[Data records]
----------------------------------------
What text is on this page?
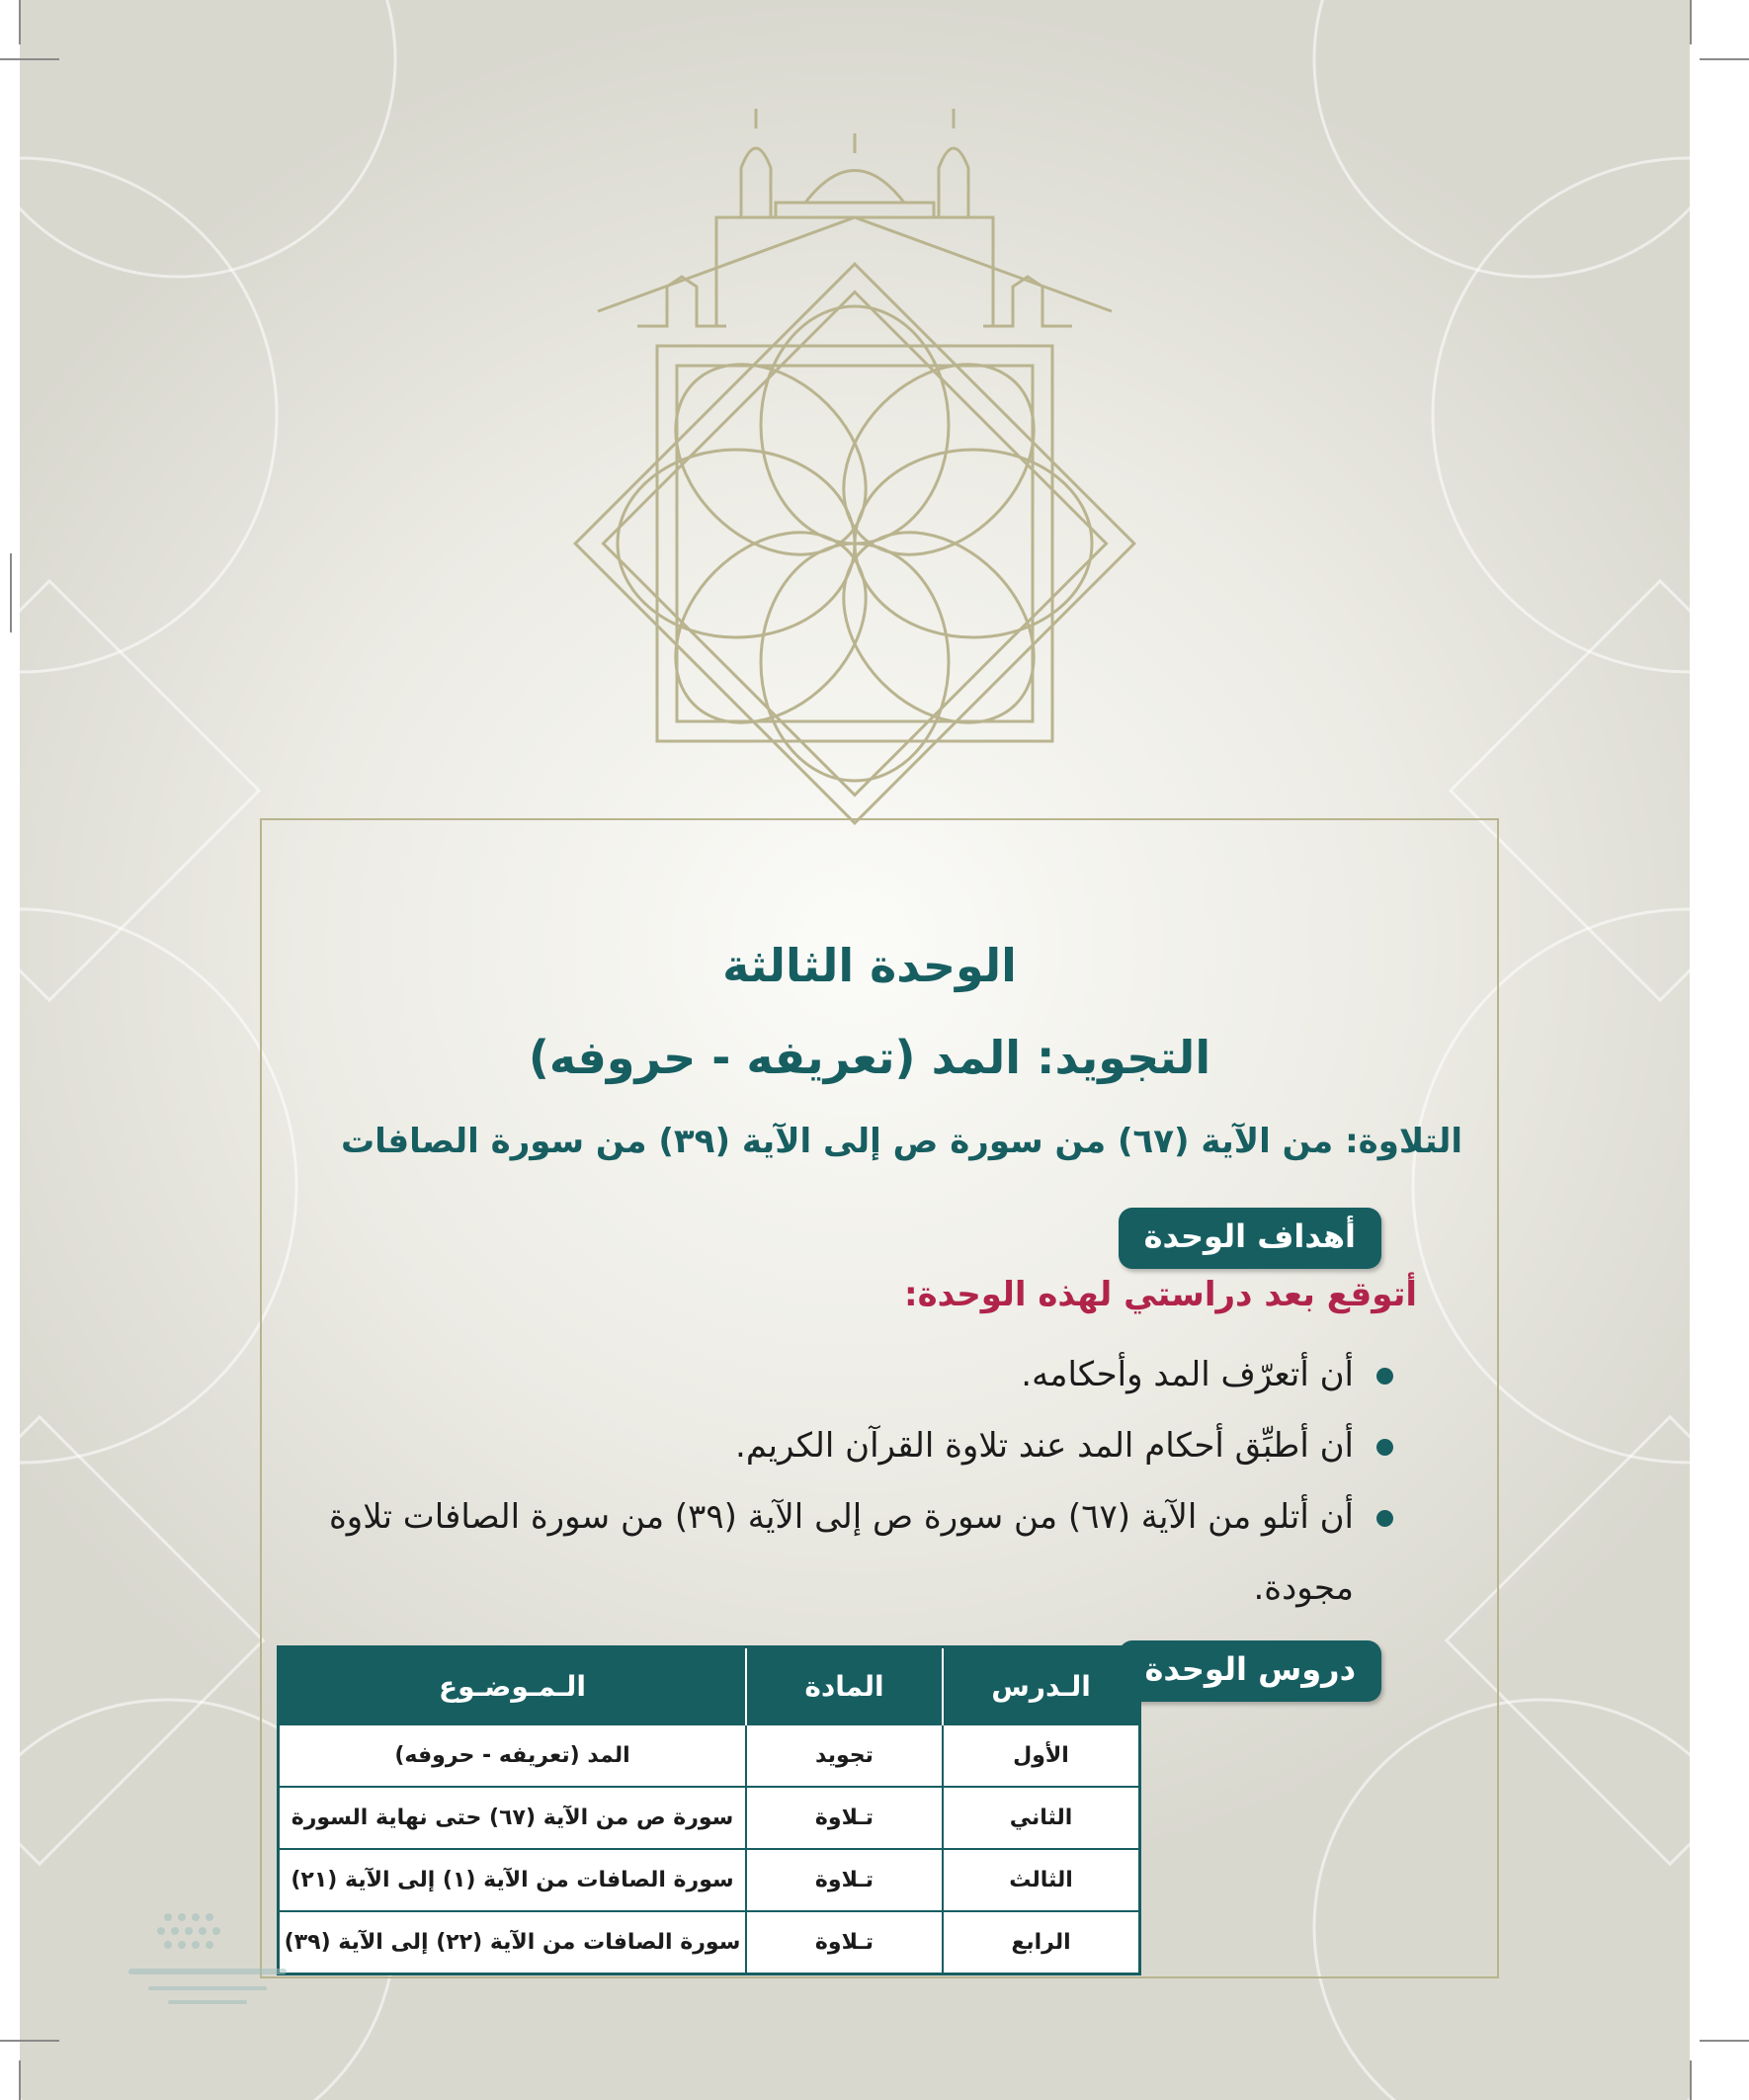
الوحدة الثالثة
التجويد: المد (تعريفه - حروفه)
التلاوة: من الآية (٦٧) من سورة ص إلى الآية (٣٩) من سورة الصافات
أهداف الوحدة
أتوقع بعد دراستي لهذه الوحدة:
أن أتعرّف المد وأحكامه.
أن أطبِّق أحكام المد عند تلاوة القرآن الكريم.
أن أتلو من الآية (٦٧) من سورة ص إلى الآية (٣٩) من سورة الصافات تلاوة مجودة.
دروس الوحدة
الـدرس	المادة	الـمـوضـوع
الأول	تجويد	المد (تعريفه - حروفه)
الثاني	تـلاوة	سورة ص من الآية (٦٧) حتى نهاية السورة
الثالث	تـلاوة	سورة الصافات من الآية (١) إلى الآية (٢١)
الرابع	تـلاوة	سورة الصافات من الآية (٢٢) إلى الآية (٣٩)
----------------------------------------
Pull out all lines from the entries above in which the word "سورة" appears.

Full answer ::
التلاوة: من الآية (٦٧) من سورة ص إلى الآية (٣٩) من سورة الصافات
أن أتلو من الآية (٦٧) من سورة ص إلى الآية (٣٩) من سورة الصافات تلاوة مجودة.
الثاني	تـلاوة	سورة ص من الآية (٦٧) حتى نهاية السورة
الثالث	تـلاوة	سورة الصافات من الآية (١) إلى الآية (٢١)
الرابع	تـلاوة	سورة الصافات من الآية (٢٢) إلى الآية (٣٩)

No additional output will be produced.